> _REQUIRED TASK_:
Show every line in the records below that contains the word "NRSC".

> _DATASET ROWS_:
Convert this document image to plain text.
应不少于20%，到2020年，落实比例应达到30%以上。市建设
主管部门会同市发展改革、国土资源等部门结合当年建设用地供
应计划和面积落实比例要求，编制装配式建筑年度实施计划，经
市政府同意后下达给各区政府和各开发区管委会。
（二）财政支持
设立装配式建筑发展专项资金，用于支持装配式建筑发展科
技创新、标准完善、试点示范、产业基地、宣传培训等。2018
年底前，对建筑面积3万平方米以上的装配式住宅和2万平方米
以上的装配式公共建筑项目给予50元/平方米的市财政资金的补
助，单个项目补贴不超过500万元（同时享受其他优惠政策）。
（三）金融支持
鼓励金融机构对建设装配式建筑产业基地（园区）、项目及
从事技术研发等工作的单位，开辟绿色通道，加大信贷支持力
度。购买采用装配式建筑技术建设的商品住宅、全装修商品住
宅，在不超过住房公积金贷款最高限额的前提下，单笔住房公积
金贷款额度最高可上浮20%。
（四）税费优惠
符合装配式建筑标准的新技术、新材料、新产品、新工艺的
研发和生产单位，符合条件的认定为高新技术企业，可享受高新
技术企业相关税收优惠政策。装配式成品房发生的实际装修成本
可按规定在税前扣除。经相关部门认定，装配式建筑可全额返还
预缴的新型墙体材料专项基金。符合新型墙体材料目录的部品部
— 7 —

* * *

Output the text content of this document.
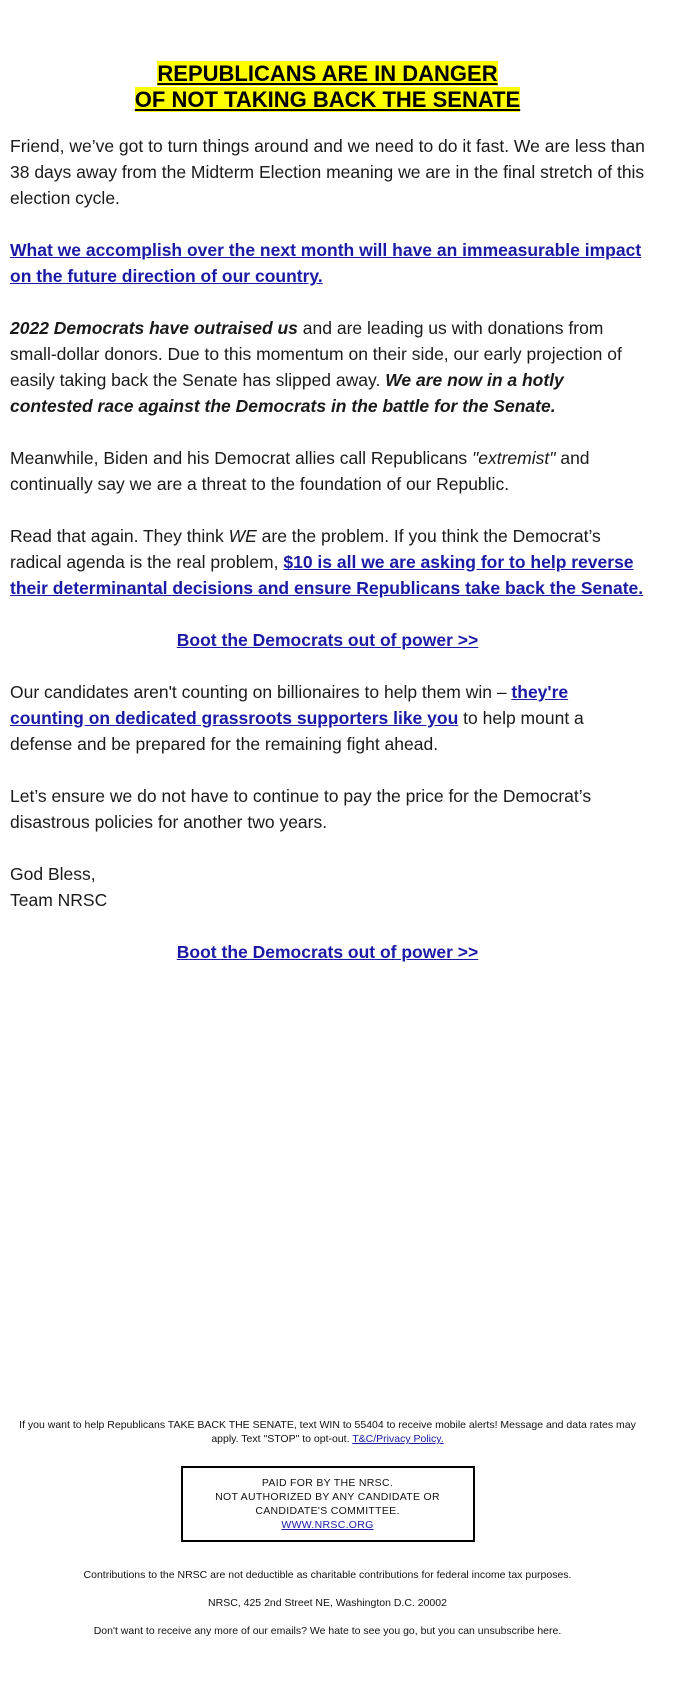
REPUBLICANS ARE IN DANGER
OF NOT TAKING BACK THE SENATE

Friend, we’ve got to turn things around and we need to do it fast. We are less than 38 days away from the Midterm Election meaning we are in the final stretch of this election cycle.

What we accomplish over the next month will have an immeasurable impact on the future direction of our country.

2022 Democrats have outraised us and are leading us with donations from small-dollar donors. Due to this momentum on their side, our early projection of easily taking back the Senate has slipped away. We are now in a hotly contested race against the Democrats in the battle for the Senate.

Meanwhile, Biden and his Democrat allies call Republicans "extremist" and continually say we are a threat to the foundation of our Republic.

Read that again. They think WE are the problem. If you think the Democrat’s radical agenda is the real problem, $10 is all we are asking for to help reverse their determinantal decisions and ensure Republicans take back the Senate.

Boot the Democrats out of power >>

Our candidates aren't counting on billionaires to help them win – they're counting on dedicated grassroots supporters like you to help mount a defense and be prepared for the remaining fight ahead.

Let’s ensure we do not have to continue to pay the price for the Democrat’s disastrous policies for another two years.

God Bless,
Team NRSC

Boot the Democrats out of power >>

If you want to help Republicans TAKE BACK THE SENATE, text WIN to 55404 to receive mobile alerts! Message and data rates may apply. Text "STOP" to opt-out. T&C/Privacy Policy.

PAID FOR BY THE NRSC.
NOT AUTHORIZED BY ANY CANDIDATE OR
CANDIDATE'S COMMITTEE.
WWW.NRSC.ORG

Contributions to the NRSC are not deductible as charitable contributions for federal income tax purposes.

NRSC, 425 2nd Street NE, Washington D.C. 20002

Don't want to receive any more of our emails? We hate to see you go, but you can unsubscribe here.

> _FINISHED TASK_:
Team NRSC
PAID FOR BY THE NRSC.
WWW.NRSC.ORG
Contributions to the NRSC are not deductible as charitable contributions for federal income tax purposes.
NRSC, 425 2nd Street NE, Washington D.C. 20002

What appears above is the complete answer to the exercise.